- _Task material_:
+--

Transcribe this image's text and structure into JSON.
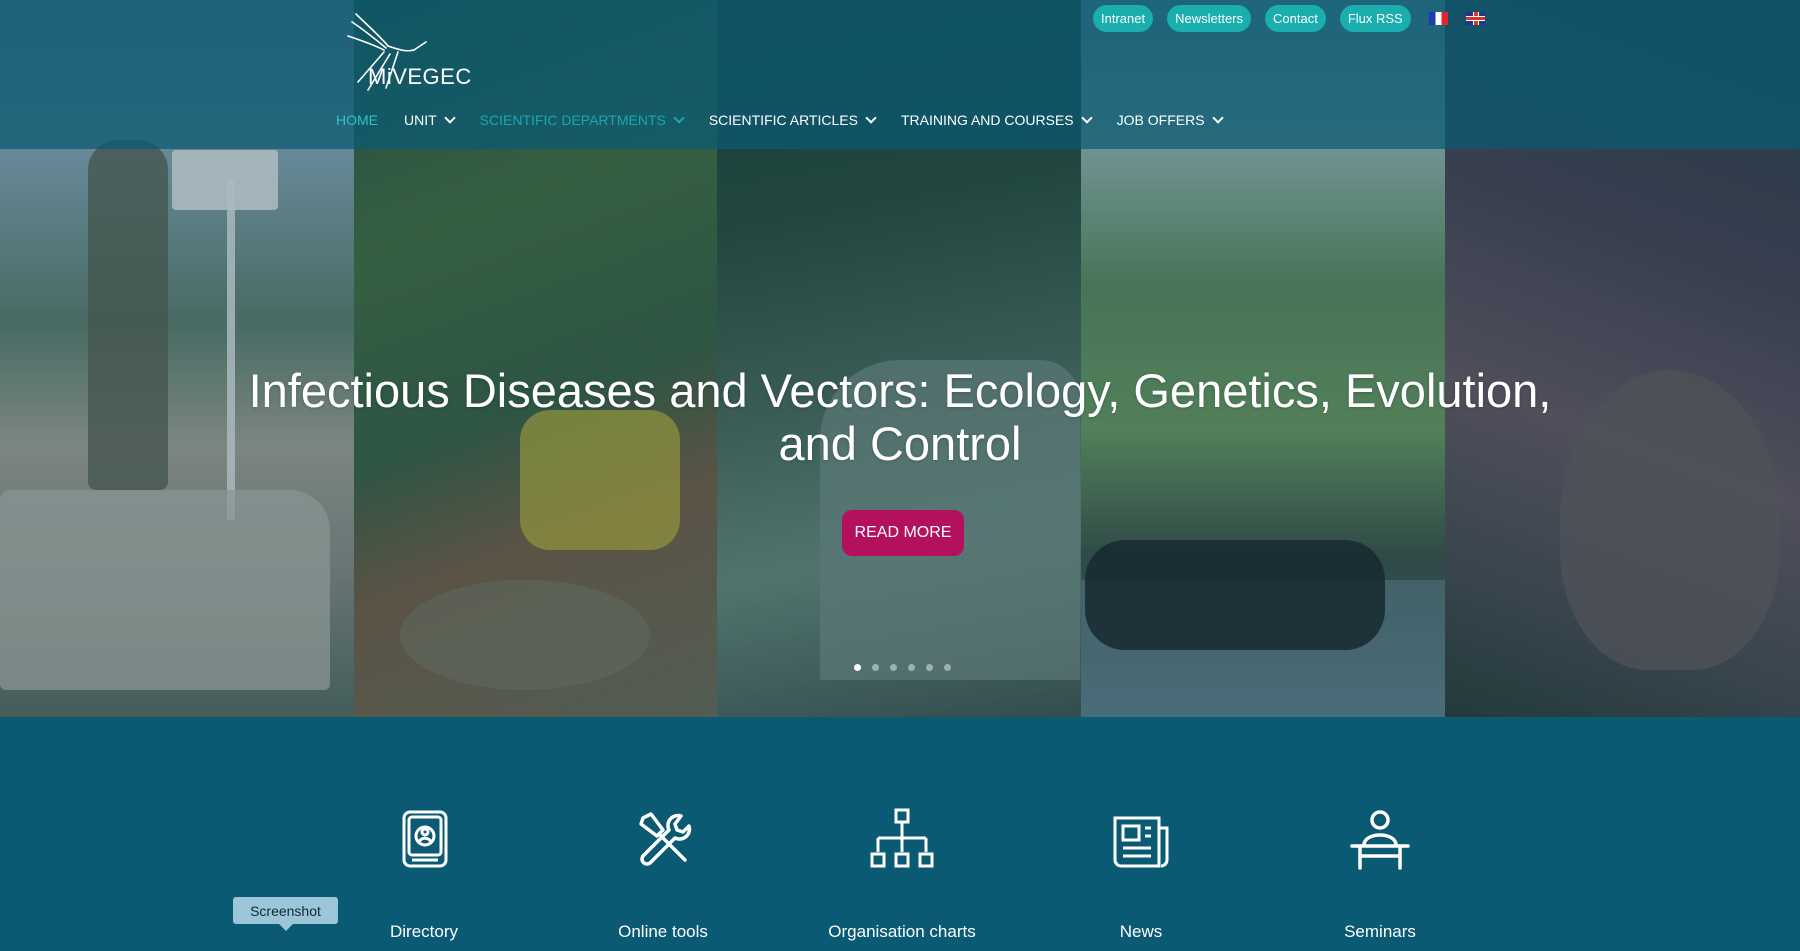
{
  "site": {
    "logo_text": "MiVEGEC"
  },
  "top_links": [
    "Intranet",
    "Newsletters",
    "Contact",
    "Flux RSS"
  ],
  "languages": [
    {
      "code": "fr",
      "icon": "france-flag-icon"
    },
    {
      "code": "en",
      "icon": "uk-flag-icon"
    }
  ],
  "nav": [
    {
      "label": "HOME",
      "dropdown": false,
      "state": "active"
    },
    {
      "label": "UNIT",
      "dropdown": true,
      "state": "normal"
    },
    {
      "label": "SCIENTIFIC DEPARTMENTS",
      "dropdown": true,
      "state": "hover"
    },
    {
      "label": "SCIENTIFIC ARTICLES",
      "dropdown": true,
      "state": "normal"
    },
    {
      "label": "TRAINING AND COURSES",
      "dropdown": true,
      "state": "normal"
    },
    {
      "label": "JOB OFFERS",
      "dropdown": true,
      "state": "normal"
    }
  ],
  "hero": {
    "title_line1": "Infectious Diseases and Vectors: Ecology, Genetics, Evolution,",
    "title_line2": "and Control",
    "button": "READ MORE",
    "slides_count": 6,
    "active_slide": 1
  },
  "shortcuts": [
    {
      "label": "Directory",
      "icon": "directory-icon"
    },
    {
      "label": "Online tools",
      "icon": "tools-icon"
    },
    {
      "label": "Organisation charts",
      "icon": "org-chart-icon"
    },
    {
      "label": "News",
      "icon": "news-icon"
    },
    {
      "label": "Seminars",
      "icon": "seminar-icon"
    }
  ],
  "tooltip": "Screenshot",
  "colors": {
    "brand": "#0a5a73",
    "accent": "#1aaeae",
    "button": "#b3105e",
    "active_nav": "#2fc4c4"
  }
}
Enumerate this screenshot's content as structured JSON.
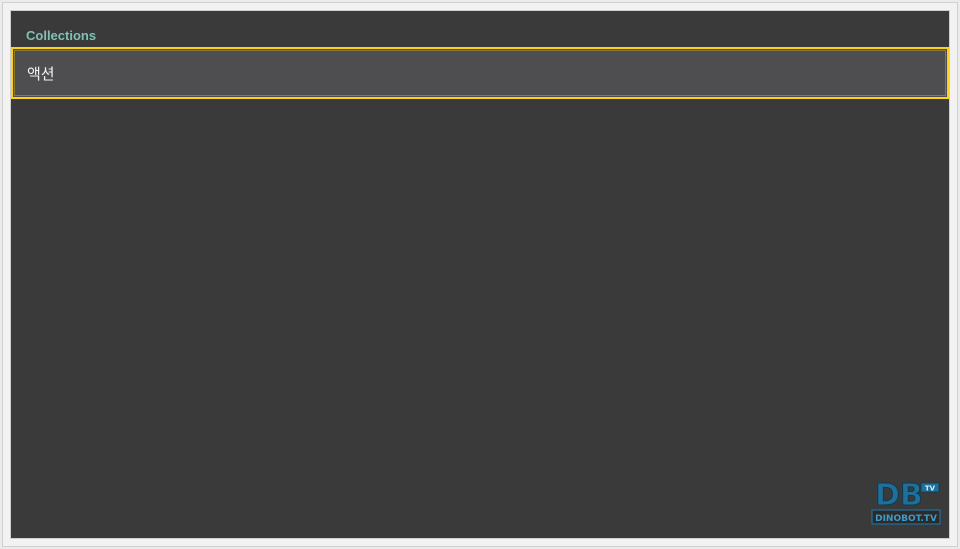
{
  "section": {
    "title": "Collections"
  },
  "list": {
    "items": [
      {
        "label": "액션"
      }
    ]
  },
  "watermark": {
    "logo_letters": "DB",
    "logo_text": "DINOBOT.TV",
    "tv_badge": "TV"
  },
  "colors": {
    "background": "#3a3a3a",
    "header_accent": "#7fc1b4",
    "focus_border": "#ffd21a",
    "item_background": "#4e4d4f"
  }
}
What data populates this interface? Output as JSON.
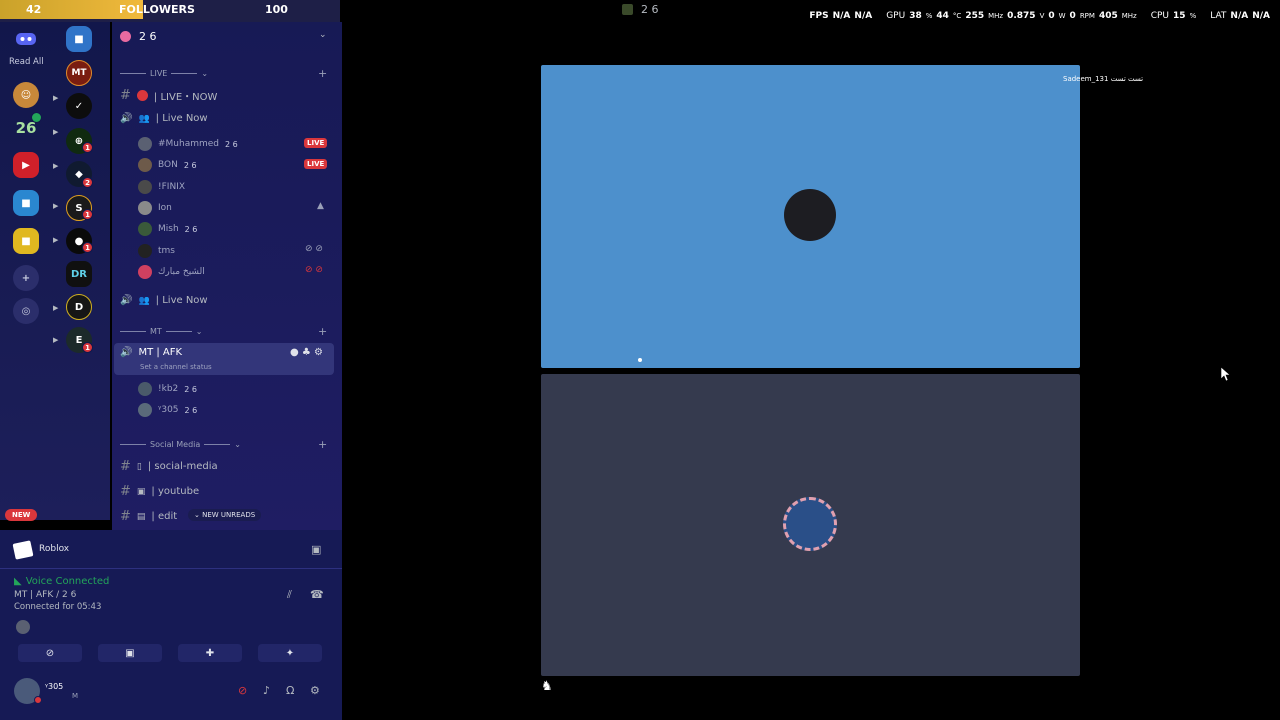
{
  "overlay": {
    "followers_current": "42",
    "followers_label": "FOLLOWERS",
    "followers_goal": "100",
    "fill_fraction": 0.42
  },
  "topbar": {
    "server_name": "2 6"
  },
  "perf": {
    "fps_label": "FPS",
    "fps_value": "N/A",
    "fps_value2": "N/A",
    "gpu_label": "GPU",
    "gpu_load": "38",
    "gpu_temp": "44",
    "gpu_clock": "255",
    "gpu_volt": "0.875",
    "gpu_power": "0",
    "gpu_fan": "0",
    "gpu_mem": "405",
    "cpu_label": "CPU",
    "cpu_load": "15",
    "lat_label": "LAT",
    "lat_value": "N/A",
    "lat_value2": "N/A"
  },
  "rail": {
    "read_all": "Read All",
    "server_26": "26",
    "badge_1": "1",
    "badge_2": "2",
    "mt": "MT",
    "dr": "DR"
  },
  "channel_header": {
    "name": "2 6"
  },
  "categories": {
    "live": "LIVE",
    "mt": "MT",
    "social": "Social Media"
  },
  "channels": {
    "live_now_text": "| LIVE・NOW",
    "live_now_voice": "| Live Now",
    "live_now_voice2": "| Live Now",
    "mt_afk": "MT | AFK",
    "set_status": "Set a channel status",
    "social_media": "| social-media",
    "youtube": "| youtube",
    "edit": "| edit",
    "new_unreads": "NEW UNREADS"
  },
  "users": [
    {
      "name": "#Muhammed",
      "tag": "2 6",
      "live": "LIVE"
    },
    {
      "name": "BON",
      "tag": "2 6",
      "live": "LIVE"
    },
    {
      "name": "!FINIX",
      "tag": "",
      "live": ""
    },
    {
      "name": "Ion",
      "tag": "",
      "live": ""
    },
    {
      "name": "Mish",
      "tag": "2 6",
      "live": ""
    },
    {
      "name": "tms",
      "tag": "",
      "live": ""
    },
    {
      "name": "الشيخ مبارك",
      "tag": "",
      "live": ""
    }
  ],
  "afk_users": [
    {
      "name": "!kb2",
      "tag": "2 6"
    },
    {
      "name": "ᵞ305",
      "tag": "2 6"
    }
  ],
  "new_pill": "NEW",
  "activity": {
    "game": "Roblox"
  },
  "voice": {
    "status": "Voice Connected",
    "channel": "MT | AFK / 2 6",
    "duration": "Connected for 05:43"
  },
  "account": {
    "username": "ᵞ305",
    "status": "M"
  },
  "stage": {
    "participant_name": "Sadeem_131 تست تست"
  },
  "colors": {
    "accent_red": "#da373c",
    "stage_blue": "#4d90cc",
    "voice_green": "#23a55a"
  }
}
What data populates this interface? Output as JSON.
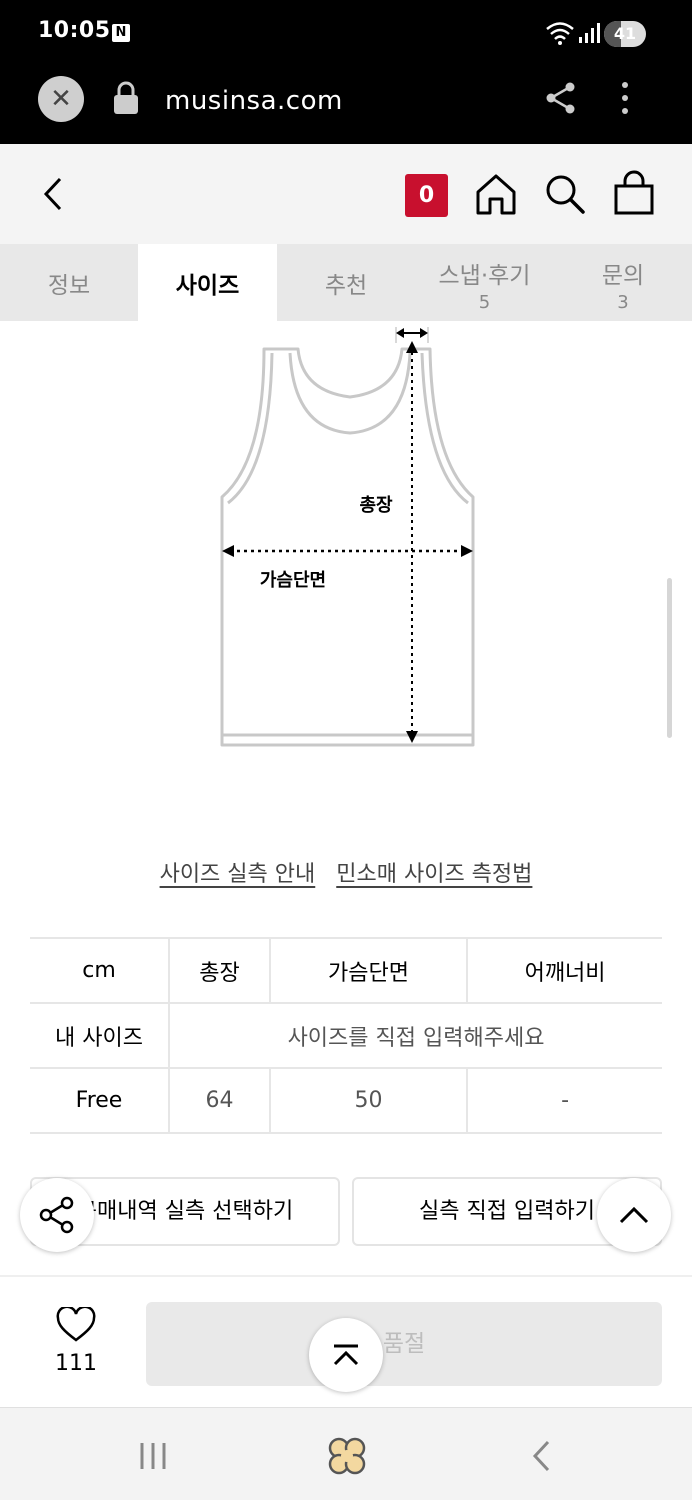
{
  "status_bar": {
    "time": "10:05",
    "notification_badge": "N",
    "battery_level": "41"
  },
  "browser": {
    "url": "musinsa.com"
  },
  "header": {
    "cart_count": "0"
  },
  "tabs": [
    {
      "label": "정보",
      "count": ""
    },
    {
      "label": "사이즈",
      "count": ""
    },
    {
      "label": "추천",
      "count": ""
    },
    {
      "label": "스냅·후기",
      "count": "5"
    },
    {
      "label": "문의",
      "count": "3"
    }
  ],
  "diagram": {
    "length_label": "총장",
    "chest_label": "가슴단면"
  },
  "links": {
    "size_guide": "사이즈 실측 안내",
    "measure_method": "민소매 사이즈 측정법"
  },
  "size_table": {
    "headers": [
      "cm",
      "총장",
      "가슴단면",
      "어깨너비"
    ],
    "my_size_label": "내 사이즈",
    "my_size_prompt": "사이즈를 직접 입력해주세요",
    "rows": [
      {
        "size": "Free",
        "values": [
          "64",
          "50",
          "-"
        ]
      }
    ]
  },
  "actions": {
    "purchase_history_button": "구매내역 실측 선택하기",
    "manual_input_button": "실측 직접 입력하기"
  },
  "footer": {
    "like_count": "111",
    "buy_label": "품절"
  },
  "colors": {
    "brand_red": "#c8102e",
    "text_gray": "#888888"
  }
}
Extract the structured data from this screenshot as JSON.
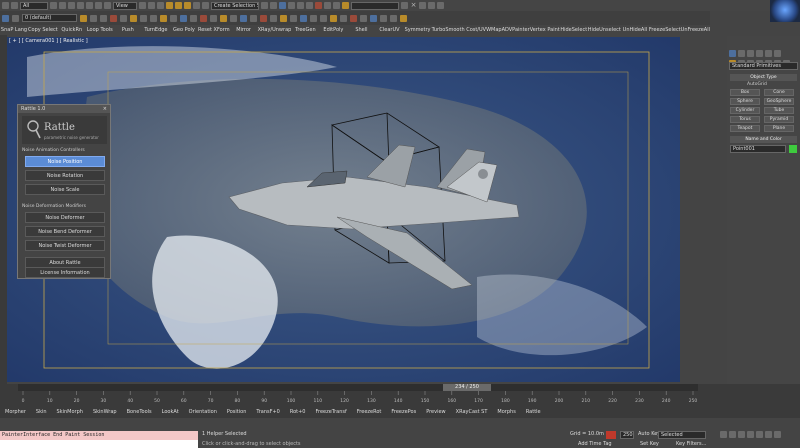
{
  "toolbar": {
    "selection_filter": "All",
    "view_mode": "View",
    "named_selection": "Create Selection Se",
    "layer": "0 (default)"
  },
  "quick_toolbar": [
    "Unlink",
    "Pivot",
    "FileMerge",
    "Mirror",
    "Array",
    "Anim",
    "Clone",
    "Align",
    "Rename",
    "Ground",
    "Orient",
    "Scale",
    "Select"
  ],
  "command_bar": [
    "SnaP Lang",
    "Copy Select",
    "QuickRn",
    "Loop Tools",
    "Push",
    "TurnEdge",
    "Geo Poly",
    "Reset XForm",
    "Mirror",
    "XRay/Unwrap",
    "TreeGen",
    "EditPoly",
    "Shell",
    "ClearUV",
    "Symmetry",
    "TurboSmooth Cost/UVWMap",
    "ADVPainter",
    "Vertex Paint",
    "HideSelect",
    "HideUnselect",
    "UnHideAll",
    "FreezeSelect",
    "UnFreezeAll"
  ],
  "viewport": {
    "label": "[ + ] [ Camera001 ] [ Realistic ]"
  },
  "rattle": {
    "title": "Rattle 1.0",
    "logo_text": "Rattle",
    "logo_sub": "parametric noise generator",
    "section_animation": "Noise Animation Controllers",
    "btn_position": "Noise Position",
    "btn_rotation": "Noise Rotation",
    "btn_scale": "Noise Scale",
    "section_deformation": "Noise Deformation Modifiers",
    "btn_deformer": "Noise Deformer",
    "btn_bend": "Noise Bend Deformer",
    "btn_twist": "Noise Twist Deformer",
    "btn_about": "About Rattle",
    "btn_license": "License Information"
  },
  "command_panel": {
    "dropdown": "Standard Primitives",
    "object_type_title": "Object Type",
    "autogrid": "AutoGrid",
    "buttons": [
      "Box",
      "Cone",
      "Sphere",
      "GeoSphere",
      "Cylinder",
      "Tube",
      "Torus",
      "Pyramid",
      "Teapot",
      "Plane"
    ],
    "name_color_title": "Name and Color",
    "object_name": "Point001",
    "swatch_color": "#3ecb3e"
  },
  "timeline": {
    "frame_display": "234 / 250",
    "ticks": [
      "0",
      "10",
      "20",
      "30",
      "40",
      "50",
      "60",
      "70",
      "80",
      "90",
      "100",
      "110",
      "120",
      "130",
      "140",
      "150",
      "160",
      "170",
      "180",
      "190",
      "200",
      "210",
      "220",
      "230",
      "240",
      "250"
    ]
  },
  "modifiers_bar": [
    "Morpher",
    "Skin",
    "SkinMorph",
    "SkinWrap",
    "BoneTools",
    "LookAt",
    "Orientation",
    "Position",
    "TransF+0",
    "Rot+0",
    "FreezeTransf",
    "FreezeRot",
    "FreezePos",
    "Preview",
    "XRayCast ST",
    "Morphs",
    "Rattle"
  ],
  "status": {
    "script_listener": "PainterInterface End Paint Session",
    "selection_text": "1 Helper Selected",
    "prompt_text": "Click or click-and-drag to select objects",
    "grid": "Grid = 10.0m",
    "add_time_tag": "Add Time Tag",
    "auto_key": "Auto Key",
    "selected": "Selected",
    "set_key": "Set Key",
    "key_filters": "Key Filters...",
    "frame_field": "250",
    "welcome_label": "Welcome to M"
  },
  "colors": {
    "accent_blue": "#5b8cd6",
    "active_red": "#c0392b",
    "swatch_green": "#3ecb3e"
  }
}
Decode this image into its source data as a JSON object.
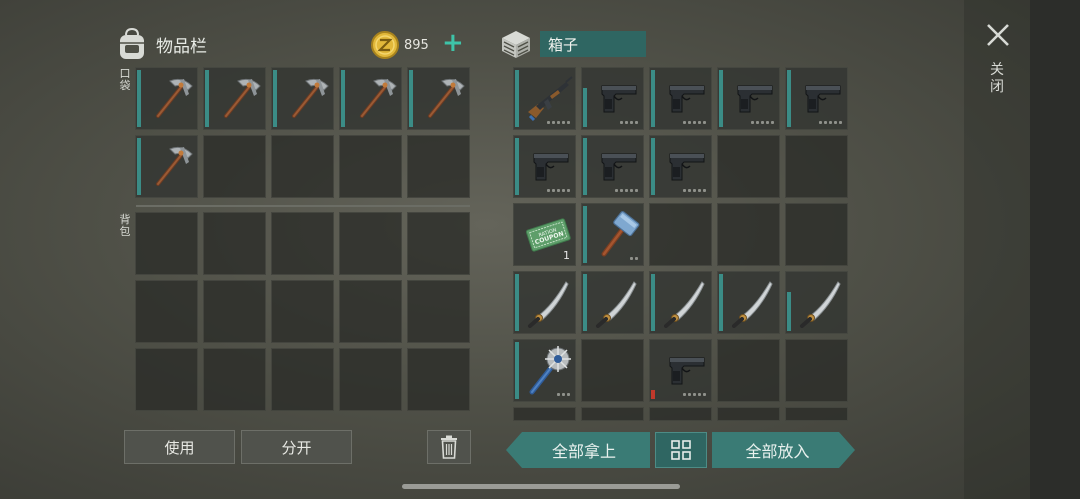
{
  "inventory": {
    "title": "物品栏",
    "coins": "895",
    "coin_icon": "z-coin-icon",
    "plus_label": "+",
    "pockets_label": "口袋",
    "backpack_label": "背包",
    "pockets": [
      {
        "item": "pickaxe",
        "bar": "full",
        "count": ""
      },
      {
        "item": "pickaxe",
        "bar": "full",
        "count": ""
      },
      {
        "item": "pickaxe",
        "bar": "full",
        "count": ""
      },
      {
        "item": "pickaxe",
        "bar": "full",
        "count": ""
      },
      {
        "item": "pickaxe",
        "bar": "full",
        "count": ""
      },
      {
        "item": "pickaxe",
        "bar": "full",
        "count": ""
      },
      {
        "item": "",
        "bar": "",
        "count": ""
      },
      {
        "item": "",
        "bar": "",
        "count": ""
      },
      {
        "item": "",
        "bar": "",
        "count": ""
      },
      {
        "item": "",
        "bar": "",
        "count": ""
      }
    ],
    "backpack_slots": 15
  },
  "box": {
    "title": "箱子",
    "slots": [
      {
        "item": "rifle",
        "bar": "full",
        "count": "",
        "dots": 5
      },
      {
        "item": "pistol",
        "bar": "short",
        "count": "",
        "dots": 4
      },
      {
        "item": "pistol",
        "bar": "full",
        "count": "",
        "dots": 5
      },
      {
        "item": "pistol",
        "bar": "full",
        "count": "",
        "dots": 5
      },
      {
        "item": "pistol",
        "bar": "full",
        "count": "",
        "dots": 5
      },
      {
        "item": "pistol",
        "bar": "full",
        "count": "",
        "dots": 5
      },
      {
        "item": "pistol",
        "bar": "full",
        "count": "",
        "dots": 5
      },
      {
        "item": "pistol",
        "bar": "full",
        "count": "",
        "dots": 5
      },
      {
        "item": "",
        "bar": "",
        "count": "",
        "dots": 0
      },
      {
        "item": "",
        "bar": "",
        "count": "",
        "dots": 0
      },
      {
        "item": "coupon",
        "bar": "",
        "count": "1",
        "dots": 0
      },
      {
        "item": "hammer",
        "bar": "full",
        "count": "",
        "dots": 2
      },
      {
        "item": "",
        "bar": "",
        "count": "",
        "dots": 0
      },
      {
        "item": "",
        "bar": "",
        "count": "",
        "dots": 0
      },
      {
        "item": "",
        "bar": "",
        "count": "",
        "dots": 0
      },
      {
        "item": "sword",
        "bar": "full",
        "count": "",
        "dots": 0
      },
      {
        "item": "sword",
        "bar": "full",
        "count": "",
        "dots": 0
      },
      {
        "item": "sword",
        "bar": "full",
        "count": "",
        "dots": 0
      },
      {
        "item": "sword",
        "bar": "full",
        "count": "",
        "dots": 0
      },
      {
        "item": "sword",
        "bar": "short",
        "count": "",
        "dots": 0
      },
      {
        "item": "mace",
        "bar": "full",
        "count": "",
        "dots": 3
      },
      {
        "item": "",
        "bar": "",
        "count": "",
        "dots": 0
      },
      {
        "item": "pistol",
        "bar": "red",
        "count": "",
        "dots": 5
      },
      {
        "item": "",
        "bar": "",
        "count": "",
        "dots": 0
      },
      {
        "item": "",
        "bar": "",
        "count": "",
        "dots": 0
      }
    ]
  },
  "coupon_text": {
    "line1": "RATION",
    "line2": "COUPON"
  },
  "buttons": {
    "use": "使用",
    "split": "分开",
    "take_all": "全部拿上",
    "put_all": "全部放入"
  },
  "close": {
    "label": "关闭"
  },
  "colors": {
    "accent": "#3b8c86",
    "accent_dark": "#2f6662",
    "plus": "#3ec3a8",
    "coin": "#e2b83a",
    "durability_low": "#c0392b"
  }
}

+--

- _Exercise aim_: Each line above that holds the string "Connected" should be copied and shown.

- _Task answer_:
    "status": "Voice Connected",
    "duration": "Connected for 05:43"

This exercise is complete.